Collected data entries:

----------------------------------------

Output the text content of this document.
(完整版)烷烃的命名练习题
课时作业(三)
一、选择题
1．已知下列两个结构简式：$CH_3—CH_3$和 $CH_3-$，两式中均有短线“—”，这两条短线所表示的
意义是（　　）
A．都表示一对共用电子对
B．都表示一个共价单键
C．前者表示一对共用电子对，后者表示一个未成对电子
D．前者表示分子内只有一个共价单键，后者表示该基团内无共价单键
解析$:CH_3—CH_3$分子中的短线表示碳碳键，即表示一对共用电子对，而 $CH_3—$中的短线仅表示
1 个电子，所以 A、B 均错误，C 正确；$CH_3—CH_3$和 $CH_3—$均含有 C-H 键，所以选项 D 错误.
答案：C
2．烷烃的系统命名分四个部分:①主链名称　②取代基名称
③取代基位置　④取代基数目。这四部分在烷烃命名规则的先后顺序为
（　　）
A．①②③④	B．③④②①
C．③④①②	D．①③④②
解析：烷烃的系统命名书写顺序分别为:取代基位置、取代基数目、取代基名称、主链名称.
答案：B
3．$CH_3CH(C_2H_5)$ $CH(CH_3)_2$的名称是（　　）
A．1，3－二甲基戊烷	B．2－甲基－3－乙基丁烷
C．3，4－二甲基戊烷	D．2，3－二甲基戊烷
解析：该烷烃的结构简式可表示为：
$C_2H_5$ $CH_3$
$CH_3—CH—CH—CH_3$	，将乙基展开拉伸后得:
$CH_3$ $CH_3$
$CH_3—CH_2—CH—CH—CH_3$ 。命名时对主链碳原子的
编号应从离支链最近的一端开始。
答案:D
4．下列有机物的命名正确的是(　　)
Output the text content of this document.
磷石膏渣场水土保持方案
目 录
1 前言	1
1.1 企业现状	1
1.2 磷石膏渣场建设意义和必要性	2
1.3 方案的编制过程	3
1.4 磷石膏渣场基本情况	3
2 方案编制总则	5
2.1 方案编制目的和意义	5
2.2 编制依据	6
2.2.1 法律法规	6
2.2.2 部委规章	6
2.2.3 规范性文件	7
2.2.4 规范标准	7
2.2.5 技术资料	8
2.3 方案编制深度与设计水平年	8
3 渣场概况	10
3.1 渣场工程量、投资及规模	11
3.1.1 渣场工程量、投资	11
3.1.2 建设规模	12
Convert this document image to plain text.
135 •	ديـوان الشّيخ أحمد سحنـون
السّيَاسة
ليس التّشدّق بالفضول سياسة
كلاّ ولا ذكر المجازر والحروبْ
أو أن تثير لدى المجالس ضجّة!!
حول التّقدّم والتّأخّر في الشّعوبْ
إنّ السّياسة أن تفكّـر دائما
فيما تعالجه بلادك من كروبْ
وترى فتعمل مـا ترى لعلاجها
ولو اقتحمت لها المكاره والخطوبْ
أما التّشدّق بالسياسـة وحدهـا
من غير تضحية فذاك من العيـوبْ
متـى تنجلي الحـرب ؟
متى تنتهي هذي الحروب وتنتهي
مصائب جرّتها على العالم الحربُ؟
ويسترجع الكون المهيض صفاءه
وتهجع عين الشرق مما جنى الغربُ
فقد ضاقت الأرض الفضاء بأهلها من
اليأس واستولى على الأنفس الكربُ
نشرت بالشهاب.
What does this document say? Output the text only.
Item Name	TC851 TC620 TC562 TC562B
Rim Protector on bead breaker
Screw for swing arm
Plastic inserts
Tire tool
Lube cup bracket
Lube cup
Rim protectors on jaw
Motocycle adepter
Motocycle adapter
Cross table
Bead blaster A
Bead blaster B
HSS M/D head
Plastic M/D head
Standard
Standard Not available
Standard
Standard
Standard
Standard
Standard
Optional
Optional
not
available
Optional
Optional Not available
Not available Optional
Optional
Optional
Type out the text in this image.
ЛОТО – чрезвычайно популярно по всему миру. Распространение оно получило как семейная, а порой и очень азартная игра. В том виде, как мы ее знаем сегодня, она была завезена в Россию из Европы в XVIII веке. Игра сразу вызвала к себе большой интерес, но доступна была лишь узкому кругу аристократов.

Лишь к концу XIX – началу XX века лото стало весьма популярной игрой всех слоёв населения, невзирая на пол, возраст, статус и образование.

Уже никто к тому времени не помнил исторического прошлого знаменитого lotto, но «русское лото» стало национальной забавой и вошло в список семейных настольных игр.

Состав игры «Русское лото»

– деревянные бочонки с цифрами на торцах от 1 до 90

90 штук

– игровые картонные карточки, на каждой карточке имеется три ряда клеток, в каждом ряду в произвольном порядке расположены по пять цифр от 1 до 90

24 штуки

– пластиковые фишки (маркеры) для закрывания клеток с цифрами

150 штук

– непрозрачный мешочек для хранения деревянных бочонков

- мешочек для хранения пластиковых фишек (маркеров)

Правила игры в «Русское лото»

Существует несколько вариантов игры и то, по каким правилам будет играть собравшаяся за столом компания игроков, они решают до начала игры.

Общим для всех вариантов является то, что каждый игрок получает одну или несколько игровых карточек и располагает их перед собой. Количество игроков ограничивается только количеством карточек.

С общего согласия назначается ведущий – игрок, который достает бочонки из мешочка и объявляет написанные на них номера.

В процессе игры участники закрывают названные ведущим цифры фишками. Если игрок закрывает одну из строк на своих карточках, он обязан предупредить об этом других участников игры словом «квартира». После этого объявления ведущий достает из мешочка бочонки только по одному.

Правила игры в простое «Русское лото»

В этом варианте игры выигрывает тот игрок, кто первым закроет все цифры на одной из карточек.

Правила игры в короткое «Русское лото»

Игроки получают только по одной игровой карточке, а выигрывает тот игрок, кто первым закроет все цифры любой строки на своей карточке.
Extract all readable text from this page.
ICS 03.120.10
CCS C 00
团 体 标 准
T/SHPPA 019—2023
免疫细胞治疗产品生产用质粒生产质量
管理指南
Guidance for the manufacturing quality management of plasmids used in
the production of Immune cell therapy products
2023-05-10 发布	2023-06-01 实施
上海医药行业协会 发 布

----------------------------------------

*Problem statement*.
Reproduce all data above, unchanged.

*Worked answer*.
Output the text content of this document.
(完整版)烷烃的命名练习题
课时作业(三)
一、选择题
1．已知下列两个结构简式：$CH_3—CH_3$和 $CH_3-$，两式中均有短线“—”，这两条短线所表示的
意义是（　　）
A．都表示一对共用电子对
B．都表示一个共价单键
C．前者表示一对共用电子对，后者表示一个未成对电子
D．前者表示分子内只有一个共价单键，后者表示该基团内无共价单键
解析$:CH_3—CH_3$分子中的短线表示碳碳键，即表示一对共用电子对，而 $CH_3—$中的短线仅表示
1 个电子，所以 A、B 均错误，C 正确；$CH_3—CH_3$和 $CH_3—$均含有 C-H 键，所以选项 D 错误.
答案：C
2．烷烃的系统命名分四个部分:①主链名称　②取代基名称
③取代基位置　④取代基数目。这四部分在烷烃命名规则的先后顺序为
（　　）
A．①②③④	B．③④②①
C．③④①②	D．①③④②
解析：烷烃的系统命名书写顺序分别为:取代基位置、取代基数目、取代基名称、主链名称.
答案：B
3．$CH_3CH(C_2H_5)$ $CH(CH_3)_2$的名称是（　　）
A．1，3－二甲基戊烷	B．2－甲基－3－乙基丁烷
C．3，4－二甲基戊烷	D．2，3－二甲基戊烷
解析：该烷烃的结构简式可表示为：
$C_2H_5$ $CH_3$
$CH_3—CH—CH—CH_3$	，将乙基展开拉伸后得:
$CH_3$ $CH_3$
$CH_3—CH_2—CH—CH—CH_3$ 。命名时对主链碳原子的
编号应从离支链最近的一端开始。
答案:D
4．下列有机物的命名正确的是(　　)
Output the text content of this document.
磷石膏渣场水土保持方案
目 录
1 前言	1
1.1 企业现状	1
1.2 磷石膏渣场建设意义和必要性	2
1.3 方案的编制过程	3
1.4 磷石膏渣场基本情况	3
2 方案编制总则	5
2.1 方案编制目的和意义	5
2.2 编制依据	6
2.2.1 法律法规	6
2.2.2 部委规章	6
2.2.3 规范性文件	7
2.2.4 规范标准	7
2.2.5 技术资料	8
2.3 方案编制深度与设计水平年	8
3 渣场概况	10
3.1 渣场工程量、投资及规模	11
3.1.1 渣场工程量、投资	11
3.1.2 建设规模	12
Convert this document image to plain text.
135 •	ديـوان الشّيخ أحمد سحنـون
السّيَاسة
ليس التّشدّق بالفضول سياسة
كلاّ ولا ذكر المجازر والحروبْ
أو أن تثير لدى المجالس ضجّة!!
حول التّقدّم والتّأخّر في الشّعوبْ
إنّ السّياسة أن تفكّـر دائما
فيما تعالجه بلادك من كروبْ
وترى فتعمل مـا ترى لعلاجها
ولو اقتحمت لها المكاره والخطوبْ
أما التّشدّق بالسياسـة وحدهـا
من غير تضحية فذاك من العيـوبْ
متـى تنجلي الحـرب ؟
متى تنتهي هذي الحروب وتنتهي
مصائب جرّتها على العالم الحربُ؟
ويسترجع الكون المهيض صفاءه
وتهجع عين الشرق مما جنى الغربُ
فقد ضاقت الأرض الفضاء بأهلها من
اليأس واستولى على الأنفس الكربُ
نشرت بالشهاب.
What does this document say? Output the text only.
Item Name	TC851 TC620 TC562 TC562B
Rim Protector on bead breaker
Screw for swing arm
Plastic inserts
Tire tool
Lube cup bracket
Lube cup
Rim protectors on jaw
Motocycle adepter
Motocycle adapter
Cross table
Bead blaster A
Bead blaster B
HSS M/D head
Plastic M/D head
Standard
Standard Not available
Standard
Standard
Standard
Standard
Standard
Optional
Optional
not
available
Optional
Optional Not available
Not available Optional
Optional
Optional
Type out the text in this image.
ЛОТО – чрезвычайно популярно по всему миру. Распространение оно получило как семейная, а порой и очень азартная игра. В том виде, как мы ее знаем сегодня, она была завезена в Россию из Европы в XVIII веке. Игра сразу вызвала к себе большой интерес, но доступна была лишь узкому кругу аристократов.

Лишь к концу XIX – началу XX века лото стало весьма популярной игрой всех слоёв населения, невзирая на пол, возраст, статус и образование.

Уже никто к тому времени не помнил исторического прошлого знаменитого lotto, но «русское лото» стало национальной забавой и вошло в список семейных настольных игр.

Состав игры «Русское лото»

– деревянные бочонки с цифрами на торцах от 1 до 90

90 штук

– игровые картонные карточки, на каждой карточке имеется три ряда клеток, в каждом ряду в произвольном порядке расположены по пять цифр от 1 до 90

24 штуки

– пластиковые фишки (маркеры) для закрывания клеток с цифрами

150 штук

– непрозрачный мешочек для хранения деревянных бочонков

- мешочек для хранения пластиковых фишек (маркеров)

Правила игры в «Русское лото»

Существует несколько вариантов игры и то, по каким правилам будет играть собравшаяся за столом компания игроков, они решают до начала игры.

Общим для всех вариантов является то, что каждый игрок получает одну или несколько игровых карточек и располагает их перед собой. Количество игроков ограничивается только количеством карточек.

С общего согласия назначается ведущий – игрок, который достает бочонки из мешочка и объявляет написанные на них номера.

В процессе игры участники закрывают названные ведущим цифры фишками. Если игрок закрывает одну из строк на своих карточках, он обязан предупредить об этом других участников игры словом «квартира». После этого объявления ведущий достает из мешочка бочонки только по одному.

Правила игры в простое «Русское лото»

В этом варианте игры выигрывает тот игрок, кто первым закроет все цифры на одной из карточек.

Правила игры в короткое «Русское лото»

Игроки получают только по одной игровой карточке, а выигрывает тот игрок, кто первым закроет все цифры любой строки на своей карточке.
Extract all readable text from this page.
ICS 03.120.10
CCS C 00
团 体 标 准
T/SHPPA 019—2023
免疫细胞治疗产品生产用质粒生产质量
管理指南
Guidance for the manufacturing quality management of plasmids used in
the production of Immune cell therapy products
2023-05-10 发布	2023-06-01 实施
上海医药行业协会 发 布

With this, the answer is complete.